## Part of a data file
+ + + +

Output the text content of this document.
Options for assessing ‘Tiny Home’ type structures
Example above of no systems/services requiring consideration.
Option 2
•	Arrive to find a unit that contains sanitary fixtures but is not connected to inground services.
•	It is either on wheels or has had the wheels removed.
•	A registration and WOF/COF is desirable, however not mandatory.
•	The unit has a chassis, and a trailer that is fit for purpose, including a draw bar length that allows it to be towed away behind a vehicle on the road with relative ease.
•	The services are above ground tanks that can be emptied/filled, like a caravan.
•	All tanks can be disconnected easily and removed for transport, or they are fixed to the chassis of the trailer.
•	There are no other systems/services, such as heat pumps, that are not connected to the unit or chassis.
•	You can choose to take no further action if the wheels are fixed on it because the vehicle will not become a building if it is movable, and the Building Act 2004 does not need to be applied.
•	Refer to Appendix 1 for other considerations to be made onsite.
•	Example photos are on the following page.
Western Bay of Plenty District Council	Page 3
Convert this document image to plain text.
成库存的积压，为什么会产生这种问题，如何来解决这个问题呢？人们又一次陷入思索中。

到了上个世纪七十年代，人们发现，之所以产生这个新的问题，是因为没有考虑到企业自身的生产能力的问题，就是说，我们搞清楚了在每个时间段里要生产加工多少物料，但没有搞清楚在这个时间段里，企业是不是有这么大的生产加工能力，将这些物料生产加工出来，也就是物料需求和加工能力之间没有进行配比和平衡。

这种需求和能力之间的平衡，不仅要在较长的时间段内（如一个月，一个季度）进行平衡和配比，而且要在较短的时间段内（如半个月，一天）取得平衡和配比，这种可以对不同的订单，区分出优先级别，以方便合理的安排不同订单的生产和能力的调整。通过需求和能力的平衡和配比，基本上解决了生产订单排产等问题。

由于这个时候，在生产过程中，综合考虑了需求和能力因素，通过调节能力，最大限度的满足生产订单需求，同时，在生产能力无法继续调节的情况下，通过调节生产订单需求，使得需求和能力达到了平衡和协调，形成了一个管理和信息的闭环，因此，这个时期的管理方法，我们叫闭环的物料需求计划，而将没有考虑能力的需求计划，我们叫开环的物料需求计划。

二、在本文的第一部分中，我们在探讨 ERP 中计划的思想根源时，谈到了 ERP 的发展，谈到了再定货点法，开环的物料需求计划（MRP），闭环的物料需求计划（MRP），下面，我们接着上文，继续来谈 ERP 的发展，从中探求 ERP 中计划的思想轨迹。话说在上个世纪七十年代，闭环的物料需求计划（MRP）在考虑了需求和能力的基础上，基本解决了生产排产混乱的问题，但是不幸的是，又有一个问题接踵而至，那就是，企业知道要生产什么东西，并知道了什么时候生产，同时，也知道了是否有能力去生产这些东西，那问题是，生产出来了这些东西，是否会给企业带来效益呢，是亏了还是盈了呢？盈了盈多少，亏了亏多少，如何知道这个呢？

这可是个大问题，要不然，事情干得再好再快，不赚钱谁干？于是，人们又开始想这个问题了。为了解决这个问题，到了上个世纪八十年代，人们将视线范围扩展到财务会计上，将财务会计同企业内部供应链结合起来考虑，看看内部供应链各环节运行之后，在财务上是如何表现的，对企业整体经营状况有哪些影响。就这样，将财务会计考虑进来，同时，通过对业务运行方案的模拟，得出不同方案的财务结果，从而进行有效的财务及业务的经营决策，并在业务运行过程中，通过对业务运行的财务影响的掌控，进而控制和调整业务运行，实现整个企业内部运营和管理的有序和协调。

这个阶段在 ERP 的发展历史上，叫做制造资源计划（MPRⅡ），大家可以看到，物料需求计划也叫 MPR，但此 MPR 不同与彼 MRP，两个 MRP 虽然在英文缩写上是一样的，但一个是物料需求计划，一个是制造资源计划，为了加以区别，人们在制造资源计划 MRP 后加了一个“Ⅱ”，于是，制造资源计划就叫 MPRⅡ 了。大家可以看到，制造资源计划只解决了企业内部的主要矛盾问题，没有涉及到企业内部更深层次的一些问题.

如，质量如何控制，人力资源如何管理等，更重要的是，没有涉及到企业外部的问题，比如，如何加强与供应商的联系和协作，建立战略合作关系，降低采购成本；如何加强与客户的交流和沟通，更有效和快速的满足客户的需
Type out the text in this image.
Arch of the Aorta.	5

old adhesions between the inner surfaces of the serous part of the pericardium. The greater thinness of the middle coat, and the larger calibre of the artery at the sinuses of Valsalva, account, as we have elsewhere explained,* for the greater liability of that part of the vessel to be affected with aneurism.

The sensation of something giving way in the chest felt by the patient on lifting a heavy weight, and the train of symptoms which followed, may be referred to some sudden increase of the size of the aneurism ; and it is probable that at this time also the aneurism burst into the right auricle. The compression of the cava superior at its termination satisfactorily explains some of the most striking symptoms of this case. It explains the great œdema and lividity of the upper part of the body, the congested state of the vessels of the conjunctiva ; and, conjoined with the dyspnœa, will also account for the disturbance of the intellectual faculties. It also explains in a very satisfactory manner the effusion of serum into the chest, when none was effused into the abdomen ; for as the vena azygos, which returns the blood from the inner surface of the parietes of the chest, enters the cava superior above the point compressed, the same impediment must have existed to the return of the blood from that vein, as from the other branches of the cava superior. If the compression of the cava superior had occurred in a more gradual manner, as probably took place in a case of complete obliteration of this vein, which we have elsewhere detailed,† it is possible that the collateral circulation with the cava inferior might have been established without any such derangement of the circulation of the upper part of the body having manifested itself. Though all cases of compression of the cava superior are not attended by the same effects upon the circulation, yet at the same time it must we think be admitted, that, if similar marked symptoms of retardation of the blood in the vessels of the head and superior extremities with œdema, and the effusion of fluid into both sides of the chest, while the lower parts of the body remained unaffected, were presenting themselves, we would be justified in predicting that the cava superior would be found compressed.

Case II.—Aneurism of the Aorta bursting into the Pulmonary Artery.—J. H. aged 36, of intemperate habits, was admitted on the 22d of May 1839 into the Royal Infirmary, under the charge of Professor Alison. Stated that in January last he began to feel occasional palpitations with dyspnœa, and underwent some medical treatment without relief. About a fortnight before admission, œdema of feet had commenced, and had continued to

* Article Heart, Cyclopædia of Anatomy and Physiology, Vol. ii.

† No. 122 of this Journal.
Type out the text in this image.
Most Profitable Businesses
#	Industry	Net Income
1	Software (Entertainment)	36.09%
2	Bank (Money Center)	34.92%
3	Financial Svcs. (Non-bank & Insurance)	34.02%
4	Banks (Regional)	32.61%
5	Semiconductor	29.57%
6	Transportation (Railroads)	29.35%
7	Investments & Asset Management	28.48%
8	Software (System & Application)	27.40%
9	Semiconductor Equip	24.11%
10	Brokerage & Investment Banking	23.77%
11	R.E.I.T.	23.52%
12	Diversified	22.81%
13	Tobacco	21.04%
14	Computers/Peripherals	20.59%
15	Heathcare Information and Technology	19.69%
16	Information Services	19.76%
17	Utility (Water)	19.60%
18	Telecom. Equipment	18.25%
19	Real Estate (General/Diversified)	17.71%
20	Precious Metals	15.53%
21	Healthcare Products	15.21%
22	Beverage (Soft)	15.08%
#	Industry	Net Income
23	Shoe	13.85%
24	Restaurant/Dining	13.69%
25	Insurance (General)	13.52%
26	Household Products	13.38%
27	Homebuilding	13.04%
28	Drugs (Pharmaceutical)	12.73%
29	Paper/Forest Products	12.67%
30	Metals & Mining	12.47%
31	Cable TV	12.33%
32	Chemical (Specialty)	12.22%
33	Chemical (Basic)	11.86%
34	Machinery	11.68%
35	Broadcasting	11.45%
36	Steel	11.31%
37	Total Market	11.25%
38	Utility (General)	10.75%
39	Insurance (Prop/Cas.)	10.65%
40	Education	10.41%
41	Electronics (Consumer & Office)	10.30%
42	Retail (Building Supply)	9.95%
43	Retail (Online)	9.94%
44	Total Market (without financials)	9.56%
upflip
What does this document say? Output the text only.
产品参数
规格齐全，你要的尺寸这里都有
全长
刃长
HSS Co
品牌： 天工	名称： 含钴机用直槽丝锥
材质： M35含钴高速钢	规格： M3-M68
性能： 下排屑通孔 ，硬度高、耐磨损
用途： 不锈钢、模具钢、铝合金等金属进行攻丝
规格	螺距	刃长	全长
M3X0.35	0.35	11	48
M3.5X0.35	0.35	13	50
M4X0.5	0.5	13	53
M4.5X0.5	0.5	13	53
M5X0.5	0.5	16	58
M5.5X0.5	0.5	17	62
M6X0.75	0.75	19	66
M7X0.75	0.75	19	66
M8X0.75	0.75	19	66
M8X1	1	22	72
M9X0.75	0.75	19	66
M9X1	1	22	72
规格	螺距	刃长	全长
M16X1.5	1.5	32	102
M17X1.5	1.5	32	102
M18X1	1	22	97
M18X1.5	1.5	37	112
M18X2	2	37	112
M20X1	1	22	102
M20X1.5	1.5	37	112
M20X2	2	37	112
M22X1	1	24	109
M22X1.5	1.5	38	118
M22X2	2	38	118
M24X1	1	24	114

+ + + +

## Task prompt
Report how many lines of the records above contain the word "wheels", and give only that number.

## Exercise response
2